§ TASK OBJECTIVE: Show, in full, each line of the data that contains "first".

§ AVAILABLE DATA:
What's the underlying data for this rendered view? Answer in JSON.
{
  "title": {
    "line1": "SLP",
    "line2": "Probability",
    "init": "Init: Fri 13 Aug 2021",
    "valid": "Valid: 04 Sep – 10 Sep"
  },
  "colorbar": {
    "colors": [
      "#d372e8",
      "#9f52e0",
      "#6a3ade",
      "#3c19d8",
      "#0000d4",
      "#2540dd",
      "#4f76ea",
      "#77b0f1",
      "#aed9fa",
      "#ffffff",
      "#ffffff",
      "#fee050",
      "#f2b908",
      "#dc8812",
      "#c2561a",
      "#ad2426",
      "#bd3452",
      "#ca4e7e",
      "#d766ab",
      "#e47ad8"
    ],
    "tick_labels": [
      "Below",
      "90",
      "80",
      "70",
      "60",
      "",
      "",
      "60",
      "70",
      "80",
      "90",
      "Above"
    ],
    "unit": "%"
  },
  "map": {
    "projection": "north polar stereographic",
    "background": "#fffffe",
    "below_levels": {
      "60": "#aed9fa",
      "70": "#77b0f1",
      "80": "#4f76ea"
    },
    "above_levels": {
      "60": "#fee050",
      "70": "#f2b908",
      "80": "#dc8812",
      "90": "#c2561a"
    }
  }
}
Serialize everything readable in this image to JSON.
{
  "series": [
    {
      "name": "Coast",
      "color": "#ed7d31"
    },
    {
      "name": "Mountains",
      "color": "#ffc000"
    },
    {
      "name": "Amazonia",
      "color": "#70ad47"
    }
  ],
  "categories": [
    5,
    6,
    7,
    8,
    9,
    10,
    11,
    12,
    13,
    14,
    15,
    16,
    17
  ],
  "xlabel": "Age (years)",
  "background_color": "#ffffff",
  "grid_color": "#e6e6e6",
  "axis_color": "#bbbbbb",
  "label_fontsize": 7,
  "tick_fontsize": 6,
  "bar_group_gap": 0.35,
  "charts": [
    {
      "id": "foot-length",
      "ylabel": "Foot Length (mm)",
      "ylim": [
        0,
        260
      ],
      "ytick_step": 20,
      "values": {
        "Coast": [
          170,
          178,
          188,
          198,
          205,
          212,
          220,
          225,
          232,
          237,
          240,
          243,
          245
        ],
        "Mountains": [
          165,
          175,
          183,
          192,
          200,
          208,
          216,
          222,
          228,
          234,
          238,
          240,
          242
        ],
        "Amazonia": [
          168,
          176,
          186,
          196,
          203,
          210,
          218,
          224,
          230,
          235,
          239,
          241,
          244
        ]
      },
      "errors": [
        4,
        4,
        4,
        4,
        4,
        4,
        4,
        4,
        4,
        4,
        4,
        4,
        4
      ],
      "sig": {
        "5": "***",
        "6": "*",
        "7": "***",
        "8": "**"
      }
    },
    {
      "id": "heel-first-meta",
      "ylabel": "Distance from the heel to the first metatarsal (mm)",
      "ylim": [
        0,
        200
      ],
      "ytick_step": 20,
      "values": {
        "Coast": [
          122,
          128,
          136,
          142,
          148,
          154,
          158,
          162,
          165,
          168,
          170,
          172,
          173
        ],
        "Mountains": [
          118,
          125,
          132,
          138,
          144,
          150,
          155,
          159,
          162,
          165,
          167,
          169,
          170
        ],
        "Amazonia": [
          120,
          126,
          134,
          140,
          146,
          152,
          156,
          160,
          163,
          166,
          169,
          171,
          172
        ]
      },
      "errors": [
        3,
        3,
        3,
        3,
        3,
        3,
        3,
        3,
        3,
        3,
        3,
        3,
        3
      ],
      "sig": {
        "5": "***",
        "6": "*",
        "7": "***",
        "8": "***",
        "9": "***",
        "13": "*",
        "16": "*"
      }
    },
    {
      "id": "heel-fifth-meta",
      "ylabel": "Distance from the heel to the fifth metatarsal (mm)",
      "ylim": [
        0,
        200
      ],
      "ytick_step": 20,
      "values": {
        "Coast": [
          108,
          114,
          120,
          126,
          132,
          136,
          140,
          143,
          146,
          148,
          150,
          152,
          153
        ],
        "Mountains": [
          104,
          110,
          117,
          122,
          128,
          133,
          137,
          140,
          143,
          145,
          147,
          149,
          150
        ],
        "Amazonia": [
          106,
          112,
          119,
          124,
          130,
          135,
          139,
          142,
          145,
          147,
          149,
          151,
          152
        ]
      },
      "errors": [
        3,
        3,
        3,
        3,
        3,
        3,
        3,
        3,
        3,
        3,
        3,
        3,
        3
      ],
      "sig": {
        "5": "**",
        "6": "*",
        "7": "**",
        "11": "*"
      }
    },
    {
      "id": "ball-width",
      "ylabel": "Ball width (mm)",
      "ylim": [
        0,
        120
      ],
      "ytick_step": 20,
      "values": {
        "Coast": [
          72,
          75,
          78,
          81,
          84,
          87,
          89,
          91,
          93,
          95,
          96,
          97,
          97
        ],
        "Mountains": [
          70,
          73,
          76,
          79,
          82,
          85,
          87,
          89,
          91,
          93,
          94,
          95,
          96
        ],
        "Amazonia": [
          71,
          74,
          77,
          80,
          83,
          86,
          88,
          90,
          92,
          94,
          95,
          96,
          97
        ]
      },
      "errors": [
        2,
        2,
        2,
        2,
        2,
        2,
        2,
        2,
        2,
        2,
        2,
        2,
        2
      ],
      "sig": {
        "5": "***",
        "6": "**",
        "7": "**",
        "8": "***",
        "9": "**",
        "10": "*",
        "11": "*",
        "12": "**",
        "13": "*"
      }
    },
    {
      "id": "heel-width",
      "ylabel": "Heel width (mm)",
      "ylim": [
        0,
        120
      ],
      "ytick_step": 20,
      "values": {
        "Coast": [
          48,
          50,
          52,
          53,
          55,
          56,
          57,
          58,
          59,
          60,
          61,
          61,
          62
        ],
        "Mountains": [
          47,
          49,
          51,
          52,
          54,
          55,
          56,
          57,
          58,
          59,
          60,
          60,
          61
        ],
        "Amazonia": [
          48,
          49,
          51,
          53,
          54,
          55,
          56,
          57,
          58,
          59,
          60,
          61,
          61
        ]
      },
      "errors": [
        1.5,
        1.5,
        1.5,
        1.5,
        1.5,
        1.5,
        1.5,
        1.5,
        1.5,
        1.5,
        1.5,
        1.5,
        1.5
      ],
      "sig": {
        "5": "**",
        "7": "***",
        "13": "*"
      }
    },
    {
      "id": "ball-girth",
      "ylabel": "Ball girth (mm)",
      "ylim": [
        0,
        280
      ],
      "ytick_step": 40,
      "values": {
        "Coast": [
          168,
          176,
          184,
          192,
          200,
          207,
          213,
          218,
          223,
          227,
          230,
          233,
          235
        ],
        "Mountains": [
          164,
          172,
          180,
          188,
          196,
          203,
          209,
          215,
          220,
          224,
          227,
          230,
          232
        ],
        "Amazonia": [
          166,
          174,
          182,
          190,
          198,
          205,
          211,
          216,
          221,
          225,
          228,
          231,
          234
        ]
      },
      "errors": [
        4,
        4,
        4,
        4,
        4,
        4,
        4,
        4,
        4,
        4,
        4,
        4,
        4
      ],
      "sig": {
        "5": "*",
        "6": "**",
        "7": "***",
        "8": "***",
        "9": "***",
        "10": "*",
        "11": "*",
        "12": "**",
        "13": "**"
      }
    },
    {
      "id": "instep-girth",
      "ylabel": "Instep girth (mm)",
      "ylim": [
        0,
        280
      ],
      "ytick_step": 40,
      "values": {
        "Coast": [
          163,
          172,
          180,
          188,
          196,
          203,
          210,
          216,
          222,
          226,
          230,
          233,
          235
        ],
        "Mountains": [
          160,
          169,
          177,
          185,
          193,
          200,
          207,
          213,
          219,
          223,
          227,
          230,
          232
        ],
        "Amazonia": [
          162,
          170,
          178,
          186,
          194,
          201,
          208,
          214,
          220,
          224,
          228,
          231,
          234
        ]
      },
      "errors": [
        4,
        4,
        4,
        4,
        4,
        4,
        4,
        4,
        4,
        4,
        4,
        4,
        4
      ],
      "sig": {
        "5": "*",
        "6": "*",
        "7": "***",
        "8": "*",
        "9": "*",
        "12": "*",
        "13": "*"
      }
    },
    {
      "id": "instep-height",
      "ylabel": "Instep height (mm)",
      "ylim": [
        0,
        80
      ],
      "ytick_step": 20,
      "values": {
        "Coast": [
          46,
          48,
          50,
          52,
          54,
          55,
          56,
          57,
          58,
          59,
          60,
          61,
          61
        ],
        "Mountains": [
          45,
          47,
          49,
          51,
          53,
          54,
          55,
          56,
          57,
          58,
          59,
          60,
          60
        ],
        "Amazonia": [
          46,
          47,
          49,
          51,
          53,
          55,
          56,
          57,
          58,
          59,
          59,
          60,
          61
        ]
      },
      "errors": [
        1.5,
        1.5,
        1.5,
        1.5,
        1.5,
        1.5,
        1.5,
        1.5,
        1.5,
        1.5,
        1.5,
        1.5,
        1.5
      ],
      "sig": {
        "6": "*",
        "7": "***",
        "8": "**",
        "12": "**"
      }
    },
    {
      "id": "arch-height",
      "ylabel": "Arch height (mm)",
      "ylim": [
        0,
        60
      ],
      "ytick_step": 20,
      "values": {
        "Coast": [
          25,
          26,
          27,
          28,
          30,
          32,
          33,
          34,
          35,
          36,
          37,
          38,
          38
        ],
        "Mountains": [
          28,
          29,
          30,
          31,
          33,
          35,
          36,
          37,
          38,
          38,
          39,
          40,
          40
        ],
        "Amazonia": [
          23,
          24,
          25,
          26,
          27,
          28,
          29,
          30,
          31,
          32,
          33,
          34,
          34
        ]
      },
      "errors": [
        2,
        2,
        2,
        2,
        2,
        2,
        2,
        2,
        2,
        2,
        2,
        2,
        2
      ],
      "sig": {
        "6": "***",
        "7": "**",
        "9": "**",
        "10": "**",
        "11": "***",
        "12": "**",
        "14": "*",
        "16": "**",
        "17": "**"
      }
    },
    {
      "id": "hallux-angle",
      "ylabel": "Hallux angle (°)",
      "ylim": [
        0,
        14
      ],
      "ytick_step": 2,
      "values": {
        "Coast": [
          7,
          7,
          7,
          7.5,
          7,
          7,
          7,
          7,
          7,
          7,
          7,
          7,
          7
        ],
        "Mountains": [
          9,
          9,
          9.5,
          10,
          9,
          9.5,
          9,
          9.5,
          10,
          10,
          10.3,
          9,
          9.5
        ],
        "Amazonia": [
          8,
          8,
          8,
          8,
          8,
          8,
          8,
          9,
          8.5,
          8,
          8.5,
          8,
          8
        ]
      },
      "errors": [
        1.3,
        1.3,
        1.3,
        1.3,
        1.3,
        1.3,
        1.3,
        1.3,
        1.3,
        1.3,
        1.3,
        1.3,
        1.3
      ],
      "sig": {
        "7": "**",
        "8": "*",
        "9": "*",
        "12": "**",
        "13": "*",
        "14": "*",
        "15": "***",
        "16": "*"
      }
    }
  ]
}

§ EXERCISE RESPONSE:
      "id": "heel-first-meta",
      "ylabel": "Distance from the heel to the first metatarsal (mm)",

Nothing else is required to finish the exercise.